:: Stored data ::

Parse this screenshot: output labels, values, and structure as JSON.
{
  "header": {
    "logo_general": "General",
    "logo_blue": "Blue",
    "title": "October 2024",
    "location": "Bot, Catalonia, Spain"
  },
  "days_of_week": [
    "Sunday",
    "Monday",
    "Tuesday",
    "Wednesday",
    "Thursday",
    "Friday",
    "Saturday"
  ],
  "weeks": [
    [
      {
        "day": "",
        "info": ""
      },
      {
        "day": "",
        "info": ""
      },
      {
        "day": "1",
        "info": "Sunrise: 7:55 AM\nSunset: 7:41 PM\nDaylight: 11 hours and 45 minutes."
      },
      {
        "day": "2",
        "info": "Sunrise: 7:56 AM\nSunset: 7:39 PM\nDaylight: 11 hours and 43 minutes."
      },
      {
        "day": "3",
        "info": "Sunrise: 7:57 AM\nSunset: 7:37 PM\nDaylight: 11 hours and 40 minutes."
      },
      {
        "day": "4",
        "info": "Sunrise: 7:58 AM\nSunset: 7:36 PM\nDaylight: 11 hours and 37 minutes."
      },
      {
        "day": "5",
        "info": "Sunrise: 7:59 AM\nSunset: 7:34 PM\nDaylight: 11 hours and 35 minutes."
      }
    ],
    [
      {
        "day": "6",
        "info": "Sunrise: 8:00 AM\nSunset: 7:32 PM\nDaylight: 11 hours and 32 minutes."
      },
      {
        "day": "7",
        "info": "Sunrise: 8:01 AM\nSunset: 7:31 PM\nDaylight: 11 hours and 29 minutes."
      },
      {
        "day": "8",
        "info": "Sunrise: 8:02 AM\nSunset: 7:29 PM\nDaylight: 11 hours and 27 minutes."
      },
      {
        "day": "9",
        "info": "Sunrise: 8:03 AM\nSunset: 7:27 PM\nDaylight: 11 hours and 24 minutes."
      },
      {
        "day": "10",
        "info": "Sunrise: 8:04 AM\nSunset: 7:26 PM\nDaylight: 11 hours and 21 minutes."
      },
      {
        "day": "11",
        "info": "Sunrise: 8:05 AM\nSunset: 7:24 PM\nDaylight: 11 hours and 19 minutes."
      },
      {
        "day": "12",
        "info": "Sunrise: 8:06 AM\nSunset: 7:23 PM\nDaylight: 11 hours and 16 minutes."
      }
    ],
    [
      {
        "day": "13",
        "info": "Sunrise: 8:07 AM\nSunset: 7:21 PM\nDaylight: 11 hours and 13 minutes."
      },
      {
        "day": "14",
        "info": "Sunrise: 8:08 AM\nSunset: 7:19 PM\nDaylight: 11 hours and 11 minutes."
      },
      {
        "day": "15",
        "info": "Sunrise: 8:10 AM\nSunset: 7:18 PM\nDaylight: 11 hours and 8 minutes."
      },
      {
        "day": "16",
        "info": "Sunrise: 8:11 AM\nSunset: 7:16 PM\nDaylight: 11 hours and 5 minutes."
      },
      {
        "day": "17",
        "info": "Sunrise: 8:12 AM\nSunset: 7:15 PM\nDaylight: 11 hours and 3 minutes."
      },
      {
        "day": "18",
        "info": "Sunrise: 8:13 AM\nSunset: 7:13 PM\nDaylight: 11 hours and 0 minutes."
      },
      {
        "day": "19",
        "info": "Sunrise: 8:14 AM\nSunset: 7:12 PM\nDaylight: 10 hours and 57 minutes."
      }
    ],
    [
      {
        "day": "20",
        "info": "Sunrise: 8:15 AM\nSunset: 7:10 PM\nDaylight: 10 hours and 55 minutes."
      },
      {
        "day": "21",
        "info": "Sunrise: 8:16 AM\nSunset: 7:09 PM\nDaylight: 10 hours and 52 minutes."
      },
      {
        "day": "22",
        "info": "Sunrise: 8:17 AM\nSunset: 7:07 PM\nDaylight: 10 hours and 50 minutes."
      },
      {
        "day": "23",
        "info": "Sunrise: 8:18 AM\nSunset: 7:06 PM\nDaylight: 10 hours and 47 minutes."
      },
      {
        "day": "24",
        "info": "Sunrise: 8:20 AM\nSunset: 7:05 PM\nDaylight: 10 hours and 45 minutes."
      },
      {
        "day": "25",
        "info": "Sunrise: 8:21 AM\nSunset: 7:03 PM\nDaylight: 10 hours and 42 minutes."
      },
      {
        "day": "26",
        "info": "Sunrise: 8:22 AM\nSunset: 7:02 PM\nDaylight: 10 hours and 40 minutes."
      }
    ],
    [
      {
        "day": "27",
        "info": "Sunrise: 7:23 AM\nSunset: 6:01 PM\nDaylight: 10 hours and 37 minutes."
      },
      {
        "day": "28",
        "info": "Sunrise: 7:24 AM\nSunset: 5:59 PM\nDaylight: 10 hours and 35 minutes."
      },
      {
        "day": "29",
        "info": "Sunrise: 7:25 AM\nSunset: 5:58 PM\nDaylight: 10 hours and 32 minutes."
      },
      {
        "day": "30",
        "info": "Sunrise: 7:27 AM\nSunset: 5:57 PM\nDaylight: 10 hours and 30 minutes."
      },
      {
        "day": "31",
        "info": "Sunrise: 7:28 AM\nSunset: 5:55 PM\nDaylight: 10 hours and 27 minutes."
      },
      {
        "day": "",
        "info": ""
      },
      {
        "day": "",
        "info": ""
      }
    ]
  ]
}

:::

:: What you need to do ::
From the listing above, extract all records word for word.

:: Response to this task ::
Parse this screenshot: output labels, values, and structure as JSON.
{
  "header": {
    "logo_general": "General",
    "logo_blue": "Blue",
    "title": "October 2024",
    "location": "Bot, Catalonia, Spain"
  },
  "days_of_week": [
    "Sunday",
    "Monday",
    "Tuesday",
    "Wednesday",
    "Thursday",
    "Friday",
    "Saturday"
  ],
  "weeks": [
    [
      {
        "day": "",
        "info": ""
      },
      {
        "day": "",
        "info": ""
      },
      {
        "day": "1",
        "info": "Sunrise: 7:55 AM\nSunset: 7:41 PM\nDaylight: 11 hours and 45 minutes."
      },
      {
        "day": "2",
        "info": "Sunrise: 7:56 AM\nSunset: 7:39 PM\nDaylight: 11 hours and 43 minutes."
      },
      {
        "day": "3",
        "info": "Sunrise: 7:57 AM\nSunset: 7:37 PM\nDaylight: 11 hours and 40 minutes."
      },
      {
        "day": "4",
        "info": "Sunrise: 7:58 AM\nSunset: 7:36 PM\nDaylight: 11 hours and 37 minutes."
      },
      {
        "day": "5",
        "info": "Sunrise: 7:59 AM\nSunset: 7:34 PM\nDaylight: 11 hours and 35 minutes."
      }
    ],
    [
      {
        "day": "6",
        "info": "Sunrise: 8:00 AM\nSunset: 7:32 PM\nDaylight: 11 hours and 32 minutes."
      },
      {
        "day": "7",
        "info": "Sunrise: 8:01 AM\nSunset: 7:31 PM\nDaylight: 11 hours and 29 minutes."
      },
      {
        "day": "8",
        "info": "Sunrise: 8:02 AM\nSunset: 7:29 PM\nDaylight: 11 hours and 27 minutes."
      },
      {
        "day": "9",
        "info": "Sunrise: 8:03 AM\nSunset: 7:27 PM\nDaylight: 11 hours and 24 minutes."
      },
      {
        "day": "10",
        "info": "Sunrise: 8:04 AM\nSunset: 7:26 PM\nDaylight: 11 hours and 21 minutes."
      },
      {
        "day": "11",
        "info": "Sunrise: 8:05 AM\nSunset: 7:24 PM\nDaylight: 11 hours and 19 minutes."
      },
      {
        "day": "12",
        "info": "Sunrise: 8:06 AM\nSunset: 7:23 PM\nDaylight: 11 hours and 16 minutes."
      }
    ],
    [
      {
        "day": "13",
        "info": "Sunrise: 8:07 AM\nSunset: 7:21 PM\nDaylight: 11 hours and 13 minutes."
      },
      {
        "day": "14",
        "info": "Sunrise: 8:08 AM\nSunset: 7:19 PM\nDaylight: 11 hours and 11 minutes."
      },
      {
        "day": "15",
        "info": "Sunrise: 8:10 AM\nSunset: 7:18 PM\nDaylight: 11 hours and 8 minutes."
      },
      {
        "day": "16",
        "info": "Sunrise: 8:11 AM\nSunset: 7:16 PM\nDaylight: 11 hours and 5 minutes."
      },
      {
        "day": "17",
        "info": "Sunrise: 8:12 AM\nSunset: 7:15 PM\nDaylight: 11 hours and 3 minutes."
      },
      {
        "day": "18",
        "info": "Sunrise: 8:13 AM\nSunset: 7:13 PM\nDaylight: 11 hours and 0 minutes."
      },
      {
        "day": "19",
        "info": "Sunrise: 8:14 AM\nSunset: 7:12 PM\nDaylight: 10 hours and 57 minutes."
      }
    ],
    [
      {
        "day": "20",
        "info": "Sunrise: 8:15 AM\nSunset: 7:10 PM\nDaylight: 10 hours and 55 minutes."
      },
      {
        "day": "21",
        "info": "Sunrise: 8:16 AM\nSunset: 7:09 PM\nDaylight: 10 hours and 52 minutes."
      },
      {
        "day": "22",
        "info": "Sunrise: 8:17 AM\nSunset: 7:07 PM\nDaylight: 10 hours and 50 minutes."
      },
      {
        "day": "23",
        "info": "Sunrise: 8:18 AM\nSunset: 7:06 PM\nDaylight: 10 hours and 47 minutes."
      },
      {
        "day": "24",
        "info": "Sunrise: 8:20 AM\nSunset: 7:05 PM\nDaylight: 10 hours and 45 minutes."
      },
      {
        "day": "25",
        "info": "Sunrise: 8:21 AM\nSunset: 7:03 PM\nDaylight: 10 hours and 42 minutes."
      },
      {
        "day": "26",
        "info": "Sunrise: 8:22 AM\nSunset: 7:02 PM\nDaylight: 10 hours and 40 minutes."
      }
    ],
    [
      {
        "day": "27",
        "info": "Sunrise: 7:23 AM\nSunset: 6:01 PM\nDaylight: 10 hours and 37 minutes."
      },
      {
        "day": "28",
        "info": "Sunrise: 7:24 AM\nSunset: 5:59 PM\nDaylight: 10 hours and 35 minutes."
      },
      {
        "day": "29",
        "info": "Sunrise: 7:25 AM\nSunset: 5:58 PM\nDaylight: 10 hours and 32 minutes."
      },
      {
        "day": "30",
        "info": "Sunrise: 7:27 AM\nSunset: 5:57 PM\nDaylight: 10 hours and 30 minutes."
      },
      {
        "day": "31",
        "info": "Sunrise: 7:28 AM\nSunset: 5:55 PM\nDaylight: 10 hours and 27 minutes."
      },
      {
        "day": "",
        "info": ""
      },
      {
        "day": "",
        "info": ""
      }
    ]
  ]
}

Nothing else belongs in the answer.